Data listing
- - -
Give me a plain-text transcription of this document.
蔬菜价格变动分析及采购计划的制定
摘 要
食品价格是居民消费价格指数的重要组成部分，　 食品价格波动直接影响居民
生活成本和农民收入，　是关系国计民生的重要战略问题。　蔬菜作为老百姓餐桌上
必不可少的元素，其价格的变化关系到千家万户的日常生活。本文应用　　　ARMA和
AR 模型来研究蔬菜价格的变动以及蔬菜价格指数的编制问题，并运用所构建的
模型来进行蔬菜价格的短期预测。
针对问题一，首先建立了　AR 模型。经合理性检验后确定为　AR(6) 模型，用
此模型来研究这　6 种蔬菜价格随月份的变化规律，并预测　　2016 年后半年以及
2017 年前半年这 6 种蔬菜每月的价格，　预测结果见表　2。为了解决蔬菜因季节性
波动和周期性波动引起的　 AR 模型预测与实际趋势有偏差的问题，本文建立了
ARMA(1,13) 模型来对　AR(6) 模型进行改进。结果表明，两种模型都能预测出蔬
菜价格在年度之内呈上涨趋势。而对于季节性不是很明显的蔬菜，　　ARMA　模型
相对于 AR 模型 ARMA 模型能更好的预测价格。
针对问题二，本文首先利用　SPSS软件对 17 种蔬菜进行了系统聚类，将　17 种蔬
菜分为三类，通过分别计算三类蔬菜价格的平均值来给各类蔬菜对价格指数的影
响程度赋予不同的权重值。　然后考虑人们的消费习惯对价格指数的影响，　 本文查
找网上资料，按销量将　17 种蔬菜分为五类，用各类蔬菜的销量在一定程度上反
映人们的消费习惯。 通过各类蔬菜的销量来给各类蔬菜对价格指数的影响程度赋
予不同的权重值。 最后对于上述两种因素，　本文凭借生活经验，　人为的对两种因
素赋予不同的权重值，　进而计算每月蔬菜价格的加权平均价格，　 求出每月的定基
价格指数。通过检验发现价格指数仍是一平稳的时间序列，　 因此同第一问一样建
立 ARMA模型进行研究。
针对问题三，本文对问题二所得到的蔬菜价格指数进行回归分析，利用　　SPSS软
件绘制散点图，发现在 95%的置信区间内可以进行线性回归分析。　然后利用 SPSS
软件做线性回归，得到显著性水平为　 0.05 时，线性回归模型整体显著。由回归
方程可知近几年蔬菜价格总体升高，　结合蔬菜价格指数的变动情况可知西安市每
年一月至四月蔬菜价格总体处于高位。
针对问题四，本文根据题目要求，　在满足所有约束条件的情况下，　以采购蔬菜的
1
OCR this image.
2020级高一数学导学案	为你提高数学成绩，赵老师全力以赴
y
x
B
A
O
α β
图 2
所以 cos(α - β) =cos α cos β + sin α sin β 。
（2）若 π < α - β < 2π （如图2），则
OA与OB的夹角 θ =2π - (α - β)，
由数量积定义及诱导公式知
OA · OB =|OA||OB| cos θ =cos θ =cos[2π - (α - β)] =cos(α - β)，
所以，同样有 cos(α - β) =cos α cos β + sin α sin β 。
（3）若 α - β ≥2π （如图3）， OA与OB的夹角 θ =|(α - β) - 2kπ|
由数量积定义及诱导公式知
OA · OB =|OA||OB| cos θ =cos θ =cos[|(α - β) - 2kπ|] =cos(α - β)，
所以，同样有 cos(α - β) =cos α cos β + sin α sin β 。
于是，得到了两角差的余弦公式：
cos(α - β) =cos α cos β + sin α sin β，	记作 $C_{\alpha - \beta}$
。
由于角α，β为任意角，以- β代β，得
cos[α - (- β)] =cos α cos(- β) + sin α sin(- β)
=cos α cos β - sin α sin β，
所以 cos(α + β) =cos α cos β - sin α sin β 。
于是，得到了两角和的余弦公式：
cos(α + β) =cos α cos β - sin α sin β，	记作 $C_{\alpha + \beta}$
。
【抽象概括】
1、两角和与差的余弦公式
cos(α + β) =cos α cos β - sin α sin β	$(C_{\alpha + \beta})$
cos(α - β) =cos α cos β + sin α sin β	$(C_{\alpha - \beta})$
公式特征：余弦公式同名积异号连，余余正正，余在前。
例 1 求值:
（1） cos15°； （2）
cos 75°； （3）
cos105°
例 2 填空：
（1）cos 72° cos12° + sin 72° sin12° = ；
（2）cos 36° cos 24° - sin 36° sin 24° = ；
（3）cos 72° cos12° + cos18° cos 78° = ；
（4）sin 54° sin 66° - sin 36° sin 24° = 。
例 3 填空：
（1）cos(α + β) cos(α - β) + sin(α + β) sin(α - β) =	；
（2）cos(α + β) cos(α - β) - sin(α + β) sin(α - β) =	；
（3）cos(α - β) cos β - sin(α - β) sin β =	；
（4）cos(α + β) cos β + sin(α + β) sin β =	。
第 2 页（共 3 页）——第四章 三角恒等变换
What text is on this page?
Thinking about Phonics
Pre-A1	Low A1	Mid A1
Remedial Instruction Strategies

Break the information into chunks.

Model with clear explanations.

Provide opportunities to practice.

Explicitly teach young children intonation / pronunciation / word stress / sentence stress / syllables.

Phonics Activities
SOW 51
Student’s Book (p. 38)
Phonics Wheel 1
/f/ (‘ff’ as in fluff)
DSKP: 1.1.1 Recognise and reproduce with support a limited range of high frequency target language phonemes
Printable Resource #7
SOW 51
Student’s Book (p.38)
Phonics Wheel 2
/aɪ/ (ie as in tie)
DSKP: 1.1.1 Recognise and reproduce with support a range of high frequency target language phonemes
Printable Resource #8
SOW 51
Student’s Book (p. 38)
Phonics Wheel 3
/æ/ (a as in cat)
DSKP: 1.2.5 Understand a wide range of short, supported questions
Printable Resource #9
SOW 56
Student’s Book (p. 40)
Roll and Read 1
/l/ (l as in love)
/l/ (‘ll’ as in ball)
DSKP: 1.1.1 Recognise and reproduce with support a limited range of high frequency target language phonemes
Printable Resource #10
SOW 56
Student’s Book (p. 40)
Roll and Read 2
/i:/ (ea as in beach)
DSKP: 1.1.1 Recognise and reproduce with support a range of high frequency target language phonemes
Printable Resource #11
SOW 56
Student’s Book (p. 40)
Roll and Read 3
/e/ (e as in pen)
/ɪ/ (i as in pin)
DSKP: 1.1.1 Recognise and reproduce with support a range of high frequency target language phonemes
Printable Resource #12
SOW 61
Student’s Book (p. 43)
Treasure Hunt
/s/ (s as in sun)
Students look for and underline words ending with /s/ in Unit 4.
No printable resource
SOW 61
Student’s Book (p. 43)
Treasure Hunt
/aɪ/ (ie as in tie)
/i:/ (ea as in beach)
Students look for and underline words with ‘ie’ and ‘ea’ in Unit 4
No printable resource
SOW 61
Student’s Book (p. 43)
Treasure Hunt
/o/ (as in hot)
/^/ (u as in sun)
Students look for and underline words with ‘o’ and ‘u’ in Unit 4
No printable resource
- - -
Stated task
Every record shown above must be echoed exactly.

The solution
Give me a plain-text transcription of this document.
蔬菜价格变动分析及采购计划的制定
摘 要
食品价格是居民消费价格指数的重要组成部分，　 食品价格波动直接影响居民
生活成本和农民收入，　是关系国计民生的重要战略问题。　蔬菜作为老百姓餐桌上
必不可少的元素，其价格的变化关系到千家万户的日常生活。本文应用　　　ARMA和
AR 模型来研究蔬菜价格的变动以及蔬菜价格指数的编制问题，并运用所构建的
模型来进行蔬菜价格的短期预测。
针对问题一，首先建立了　AR 模型。经合理性检验后确定为　AR(6) 模型，用
此模型来研究这　6 种蔬菜价格随月份的变化规律，并预测　　2016 年后半年以及
2017 年前半年这 6 种蔬菜每月的价格，　预测结果见表　2。为了解决蔬菜因季节性
波动和周期性波动引起的　 AR 模型预测与实际趋势有偏差的问题，本文建立了
ARMA(1,13) 模型来对　AR(6) 模型进行改进。结果表明，两种模型都能预测出蔬
菜价格在年度之内呈上涨趋势。而对于季节性不是很明显的蔬菜，　　ARMA　模型
相对于 AR 模型 ARMA 模型能更好的预测价格。
针对问题二，本文首先利用　SPSS软件对 17 种蔬菜进行了系统聚类，将　17 种蔬
菜分为三类，通过分别计算三类蔬菜价格的平均值来给各类蔬菜对价格指数的影
响程度赋予不同的权重值。　然后考虑人们的消费习惯对价格指数的影响，　 本文查
找网上资料，按销量将　17 种蔬菜分为五类，用各类蔬菜的销量在一定程度上反
映人们的消费习惯。 通过各类蔬菜的销量来给各类蔬菜对价格指数的影响程度赋
予不同的权重值。 最后对于上述两种因素，　本文凭借生活经验，　人为的对两种因
素赋予不同的权重值，　进而计算每月蔬菜价格的加权平均价格，　 求出每月的定基
价格指数。通过检验发现价格指数仍是一平稳的时间序列，　 因此同第一问一样建
立 ARMA模型进行研究。
针对问题三，本文对问题二所得到的蔬菜价格指数进行回归分析，利用　　SPSS软
件绘制散点图，发现在 95%的置信区间内可以进行线性回归分析。　然后利用 SPSS
软件做线性回归，得到显著性水平为　 0.05 时，线性回归模型整体显著。由回归
方程可知近几年蔬菜价格总体升高，　结合蔬菜价格指数的变动情况可知西安市每
年一月至四月蔬菜价格总体处于高位。
针对问题四，本文根据题目要求，　在满足所有约束条件的情况下，　以采购蔬菜的
1
OCR this image.
2020级高一数学导学案	为你提高数学成绩，赵老师全力以赴
y
x
B
A
O
α β
图 2
所以 cos(α - β) =cos α cos β + sin α sin β 。
（2）若 π < α - β < 2π （如图2），则
OA与OB的夹角 θ =2π - (α - β)，
由数量积定义及诱导公式知
OA · OB =|OA||OB| cos θ =cos θ =cos[2π - (α - β)] =cos(α - β)，
所以，同样有 cos(α - β) =cos α cos β + sin α sin β 。
（3）若 α - β ≥2π （如图3）， OA与OB的夹角 θ =|(α - β) - 2kπ|
由数量积定义及诱导公式知
OA · OB =|OA||OB| cos θ =cos θ =cos[|(α - β) - 2kπ|] =cos(α - β)，
所以，同样有 cos(α - β) =cos α cos β + sin α sin β 。
于是，得到了两角差的余弦公式：
cos(α - β) =cos α cos β + sin α sin β，	记作 $C_{\alpha - \beta}$
。
由于角α，β为任意角，以- β代β，得
cos[α - (- β)] =cos α cos(- β) + sin α sin(- β)
=cos α cos β - sin α sin β，
所以 cos(α + β) =cos α cos β - sin α sin β 。
于是，得到了两角和的余弦公式：
cos(α + β) =cos α cos β - sin α sin β，	记作 $C_{\alpha + \beta}$
。
【抽象概括】
1、两角和与差的余弦公式
cos(α + β) =cos α cos β - sin α sin β	$(C_{\alpha + \beta})$
cos(α - β) =cos α cos β + sin α sin β	$(C_{\alpha - \beta})$
公式特征：余弦公式同名积异号连，余余正正，余在前。
例 1 求值:
（1） cos15°； （2）
cos 75°； （3）
cos105°
例 2 填空：
（1）cos 72° cos12° + sin 72° sin12° = ；
（2）cos 36° cos 24° - sin 36° sin 24° = ；
（3）cos 72° cos12° + cos18° cos 78° = ；
（4）sin 54° sin 66° - sin 36° sin 24° = 。
例 3 填空：
（1）cos(α + β) cos(α - β) + sin(α + β) sin(α - β) =	；
（2）cos(α + β) cos(α - β) - sin(α + β) sin(α - β) =	；
（3）cos(α - β) cos β - sin(α - β) sin β =	；
（4）cos(α + β) cos β + sin(α + β) sin β =	。
第 2 页（共 3 页）——第四章 三角恒等变换
What text is on this page?
Thinking about Phonics
Pre-A1	Low A1	Mid A1
Remedial Instruction Strategies

Break the information into chunks.

Model with clear explanations.

Provide opportunities to practice.

Explicitly teach young children intonation / pronunciation / word stress / sentence stress / syllables.

Phonics Activities
SOW 51
Student’s Book (p. 38)
Phonics Wheel 1
/f/ (‘ff’ as in fluff)
DSKP: 1.1.1 Recognise and reproduce with support a limited range of high frequency target language phonemes
Printable Resource #7
SOW 51
Student’s Book (p.38)
Phonics Wheel 2
/aɪ/ (ie as in tie)
DSKP: 1.1.1 Recognise and reproduce with support a range of high frequency target language phonemes
Printable Resource #8
SOW 51
Student’s Book (p. 38)
Phonics Wheel 3
/æ/ (a as in cat)
DSKP: 1.2.5 Understand a wide range of short, supported questions
Printable Resource #9
SOW 56
Student’s Book (p. 40)
Roll and Read 1
/l/ (l as in love)
/l/ (‘ll’ as in ball)
DSKP: 1.1.1 Recognise and reproduce with support a limited range of high frequency target language phonemes
Printable Resource #10
SOW 56
Student’s Book (p. 40)
Roll and Read 2
/i:/ (ea as in beach)
DSKP: 1.1.1 Recognise and reproduce with support a range of high frequency target language phonemes
Printable Resource #11
SOW 56
Student’s Book (p. 40)
Roll and Read 3
/e/ (e as in pen)
/ɪ/ (i as in pin)
DSKP: 1.1.1 Recognise and reproduce with support a range of high frequency target language phonemes
Printable Resource #12
SOW 61
Student’s Book (p. 43)
Treasure Hunt
/s/ (s as in sun)
Students look for and underline words ending with /s/ in Unit 4.
No printable resource
SOW 61
Student’s Book (p. 43)
Treasure Hunt
/aɪ/ (ie as in tie)
/i:/ (ea as in beach)
Students look for and underline words with ‘ie’ and ‘ea’ in Unit 4
No printable resource
SOW 61
Student’s Book (p. 43)
Treasure Hunt
/o/ (as in hot)
/^/ (u as in sun)
Students look for and underline words with ‘o’ and ‘u’ in Unit 4
No printable resource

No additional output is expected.